>> START RECORDS SHOWN

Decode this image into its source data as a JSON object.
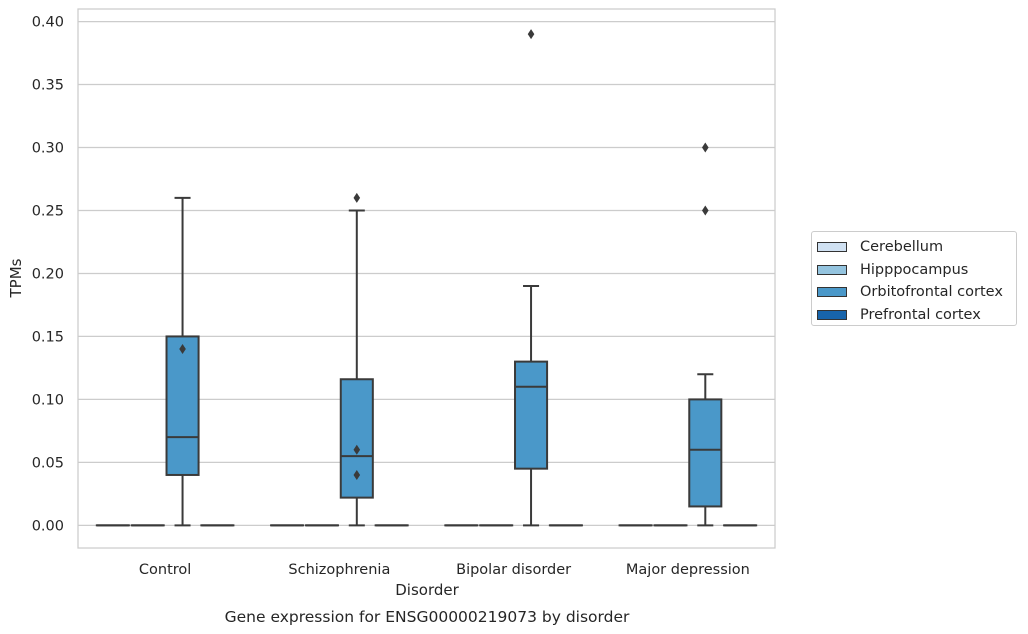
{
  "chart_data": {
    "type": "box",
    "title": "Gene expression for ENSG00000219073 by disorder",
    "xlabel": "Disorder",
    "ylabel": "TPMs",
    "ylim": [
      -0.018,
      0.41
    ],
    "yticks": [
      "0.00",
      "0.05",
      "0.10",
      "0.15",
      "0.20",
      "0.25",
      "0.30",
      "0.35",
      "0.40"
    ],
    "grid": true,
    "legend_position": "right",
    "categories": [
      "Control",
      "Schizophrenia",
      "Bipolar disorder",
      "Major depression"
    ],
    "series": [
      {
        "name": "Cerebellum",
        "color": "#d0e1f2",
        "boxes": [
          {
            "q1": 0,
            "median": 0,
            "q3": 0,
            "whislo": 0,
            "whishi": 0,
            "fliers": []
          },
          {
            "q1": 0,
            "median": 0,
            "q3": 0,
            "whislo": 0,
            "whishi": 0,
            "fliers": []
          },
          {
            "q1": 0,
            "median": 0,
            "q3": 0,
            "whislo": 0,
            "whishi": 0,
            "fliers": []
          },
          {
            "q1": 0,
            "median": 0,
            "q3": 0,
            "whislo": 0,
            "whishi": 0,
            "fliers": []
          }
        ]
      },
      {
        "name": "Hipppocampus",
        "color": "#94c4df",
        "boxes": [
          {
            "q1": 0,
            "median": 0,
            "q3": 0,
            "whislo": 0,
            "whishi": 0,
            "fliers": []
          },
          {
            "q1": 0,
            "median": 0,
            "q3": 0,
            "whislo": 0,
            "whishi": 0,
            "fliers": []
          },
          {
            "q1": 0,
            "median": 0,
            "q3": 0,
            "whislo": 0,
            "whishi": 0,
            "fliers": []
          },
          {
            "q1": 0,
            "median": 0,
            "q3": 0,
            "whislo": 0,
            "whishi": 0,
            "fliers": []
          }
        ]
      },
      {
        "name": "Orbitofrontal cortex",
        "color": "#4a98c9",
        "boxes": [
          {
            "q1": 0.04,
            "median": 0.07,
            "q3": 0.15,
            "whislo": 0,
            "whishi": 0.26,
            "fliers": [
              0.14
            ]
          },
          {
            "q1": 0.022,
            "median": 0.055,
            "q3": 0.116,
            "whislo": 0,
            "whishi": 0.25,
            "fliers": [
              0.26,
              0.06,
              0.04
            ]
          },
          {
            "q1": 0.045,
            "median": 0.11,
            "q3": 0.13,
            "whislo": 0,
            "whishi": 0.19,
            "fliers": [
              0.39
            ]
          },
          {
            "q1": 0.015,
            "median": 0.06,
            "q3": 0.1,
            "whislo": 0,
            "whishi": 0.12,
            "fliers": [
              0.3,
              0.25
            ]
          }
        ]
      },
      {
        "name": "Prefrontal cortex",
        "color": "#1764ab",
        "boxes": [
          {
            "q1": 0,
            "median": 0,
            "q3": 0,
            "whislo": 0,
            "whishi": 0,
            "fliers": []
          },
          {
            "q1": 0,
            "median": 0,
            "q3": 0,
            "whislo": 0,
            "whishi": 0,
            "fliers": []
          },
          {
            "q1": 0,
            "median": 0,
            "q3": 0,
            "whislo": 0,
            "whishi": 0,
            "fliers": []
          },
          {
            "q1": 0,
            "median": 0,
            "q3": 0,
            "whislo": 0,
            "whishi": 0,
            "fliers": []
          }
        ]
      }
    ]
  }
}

>> END RECORDS SHOWN
>> START RECORDS SHOWN

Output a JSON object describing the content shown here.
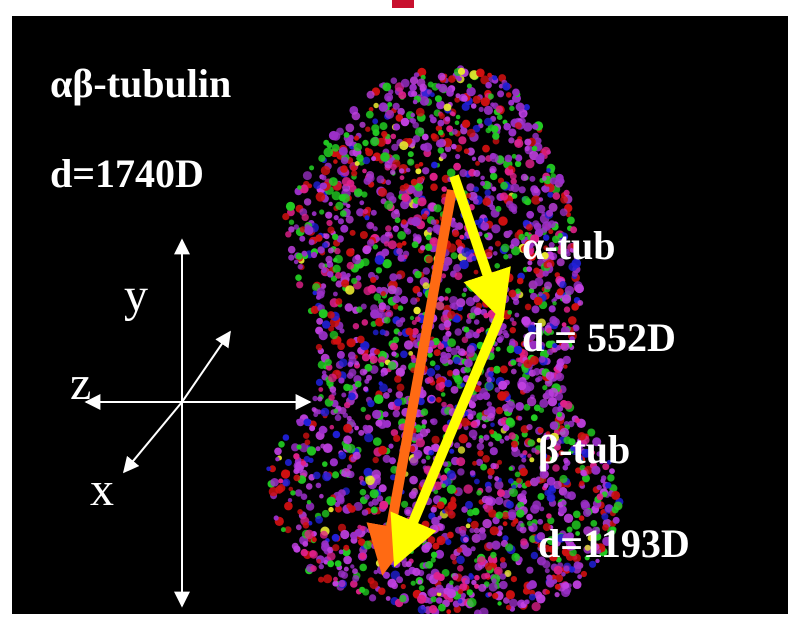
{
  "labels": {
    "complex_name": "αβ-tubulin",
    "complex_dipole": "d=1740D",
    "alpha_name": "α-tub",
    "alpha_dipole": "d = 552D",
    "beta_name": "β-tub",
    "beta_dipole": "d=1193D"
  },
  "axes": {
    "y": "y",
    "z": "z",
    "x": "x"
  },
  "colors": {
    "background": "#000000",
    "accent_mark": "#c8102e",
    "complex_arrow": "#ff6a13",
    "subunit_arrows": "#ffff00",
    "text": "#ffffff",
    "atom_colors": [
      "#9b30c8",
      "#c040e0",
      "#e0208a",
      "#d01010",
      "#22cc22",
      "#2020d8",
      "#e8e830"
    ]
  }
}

>> END RECORDS SHOWN

EXERCISE DIRECTIONS
From the data above, gather every line that includes the word "JSON".

RESULT OF THE EXERCISE
Decode this image into its source data as a JSON object.
Output a JSON object describing the content shown here.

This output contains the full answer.